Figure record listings
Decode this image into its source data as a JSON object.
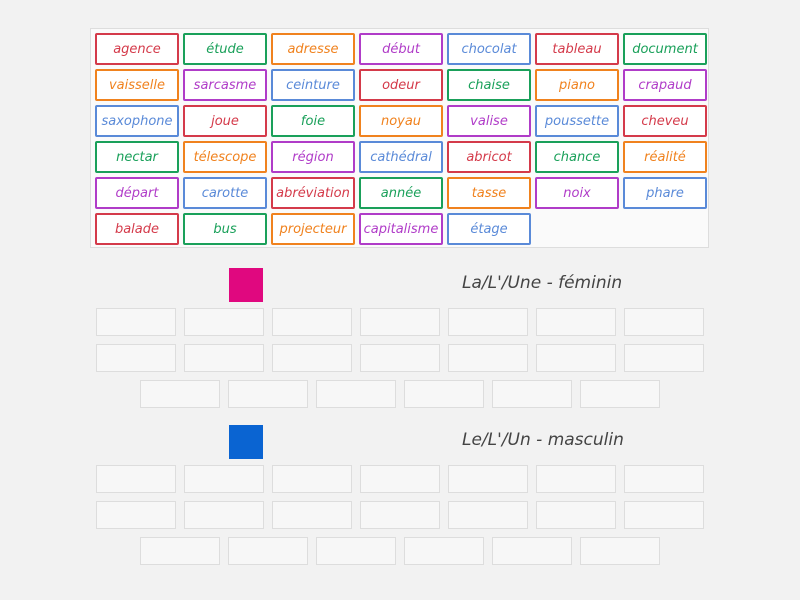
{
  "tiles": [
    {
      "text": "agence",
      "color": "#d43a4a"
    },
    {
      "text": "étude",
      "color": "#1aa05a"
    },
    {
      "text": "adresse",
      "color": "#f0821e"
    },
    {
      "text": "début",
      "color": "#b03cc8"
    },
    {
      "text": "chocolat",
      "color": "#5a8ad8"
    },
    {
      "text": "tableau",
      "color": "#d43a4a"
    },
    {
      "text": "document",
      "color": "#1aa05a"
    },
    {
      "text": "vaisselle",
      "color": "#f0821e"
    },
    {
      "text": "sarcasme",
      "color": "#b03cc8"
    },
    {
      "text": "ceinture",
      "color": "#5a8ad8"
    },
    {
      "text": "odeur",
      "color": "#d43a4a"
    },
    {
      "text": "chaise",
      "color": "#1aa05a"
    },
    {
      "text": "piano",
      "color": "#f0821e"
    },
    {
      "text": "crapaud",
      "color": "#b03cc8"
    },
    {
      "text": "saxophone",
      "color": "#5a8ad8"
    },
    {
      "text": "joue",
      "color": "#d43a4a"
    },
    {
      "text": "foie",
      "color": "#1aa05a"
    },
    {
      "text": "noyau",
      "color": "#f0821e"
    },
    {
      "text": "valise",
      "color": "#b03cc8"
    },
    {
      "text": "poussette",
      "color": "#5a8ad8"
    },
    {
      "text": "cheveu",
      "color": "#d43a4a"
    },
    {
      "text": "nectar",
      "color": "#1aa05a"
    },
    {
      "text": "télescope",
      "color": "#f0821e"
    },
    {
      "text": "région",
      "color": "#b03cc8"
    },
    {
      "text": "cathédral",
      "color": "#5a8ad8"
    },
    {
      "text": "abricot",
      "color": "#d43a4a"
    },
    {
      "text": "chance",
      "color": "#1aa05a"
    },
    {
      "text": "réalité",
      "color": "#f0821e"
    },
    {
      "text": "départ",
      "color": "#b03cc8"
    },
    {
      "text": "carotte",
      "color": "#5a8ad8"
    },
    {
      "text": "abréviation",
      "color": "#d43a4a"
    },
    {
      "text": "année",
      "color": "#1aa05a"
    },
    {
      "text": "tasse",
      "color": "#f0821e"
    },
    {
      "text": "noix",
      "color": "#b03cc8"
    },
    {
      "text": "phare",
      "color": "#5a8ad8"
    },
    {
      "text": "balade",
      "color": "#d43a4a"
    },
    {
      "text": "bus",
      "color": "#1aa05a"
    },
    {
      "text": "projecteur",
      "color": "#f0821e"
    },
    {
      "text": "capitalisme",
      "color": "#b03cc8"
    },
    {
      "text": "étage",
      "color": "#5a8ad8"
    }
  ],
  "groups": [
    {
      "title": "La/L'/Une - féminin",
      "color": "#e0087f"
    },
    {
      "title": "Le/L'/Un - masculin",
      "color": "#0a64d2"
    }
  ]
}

Task to carry out -> Reproduce every record above exactly, omitting the pictures.

Response to the task ->
Decode this image into its source data as a JSON object.
{
  "tiles": [
    {
      "text": "agence",
      "color": "#d43a4a"
    },
    {
      "text": "étude",
      "color": "#1aa05a"
    },
    {
      "text": "adresse",
      "color": "#f0821e"
    },
    {
      "text": "début",
      "color": "#b03cc8"
    },
    {
      "text": "chocolat",
      "color": "#5a8ad8"
    },
    {
      "text": "tableau",
      "color": "#d43a4a"
    },
    {
      "text": "document",
      "color": "#1aa05a"
    },
    {
      "text": "vaisselle",
      "color": "#f0821e"
    },
    {
      "text": "sarcasme",
      "color": "#b03cc8"
    },
    {
      "text": "ceinture",
      "color": "#5a8ad8"
    },
    {
      "text": "odeur",
      "color": "#d43a4a"
    },
    {
      "text": "chaise",
      "color": "#1aa05a"
    },
    {
      "text": "piano",
      "color": "#f0821e"
    },
    {
      "text": "crapaud",
      "color": "#b03cc8"
    },
    {
      "text": "saxophone",
      "color": "#5a8ad8"
    },
    {
      "text": "joue",
      "color": "#d43a4a"
    },
    {
      "text": "foie",
      "color": "#1aa05a"
    },
    {
      "text": "noyau",
      "color": "#f0821e"
    },
    {
      "text": "valise",
      "color": "#b03cc8"
    },
    {
      "text": "poussette",
      "color": "#5a8ad8"
    },
    {
      "text": "cheveu",
      "color": "#d43a4a"
    },
    {
      "text": "nectar",
      "color": "#1aa05a"
    },
    {
      "text": "télescope",
      "color": "#f0821e"
    },
    {
      "text": "région",
      "color": "#b03cc8"
    },
    {
      "text": "cathédral",
      "color": "#5a8ad8"
    },
    {
      "text": "abricot",
      "color": "#d43a4a"
    },
    {
      "text": "chance",
      "color": "#1aa05a"
    },
    {
      "text": "réalité",
      "color": "#f0821e"
    },
    {
      "text": "départ",
      "color": "#b03cc8"
    },
    {
      "text": "carotte",
      "color": "#5a8ad8"
    },
    {
      "text": "abréviation",
      "color": "#d43a4a"
    },
    {
      "text": "année",
      "color": "#1aa05a"
    },
    {
      "text": "tasse",
      "color": "#f0821e"
    },
    {
      "text": "noix",
      "color": "#b03cc8"
    },
    {
      "text": "phare",
      "color": "#5a8ad8"
    },
    {
      "text": "balade",
      "color": "#d43a4a"
    },
    {
      "text": "bus",
      "color": "#1aa05a"
    },
    {
      "text": "projecteur",
      "color": "#f0821e"
    },
    {
      "text": "capitalisme",
      "color": "#b03cc8"
    },
    {
      "text": "étage",
      "color": "#5a8ad8"
    }
  ],
  "groups": [
    {
      "title": "La/L'/Une - féminin",
      "color": "#e0087f"
    },
    {
      "title": "Le/L'/Un - masculin",
      "color": "#0a64d2"
    }
  ]
}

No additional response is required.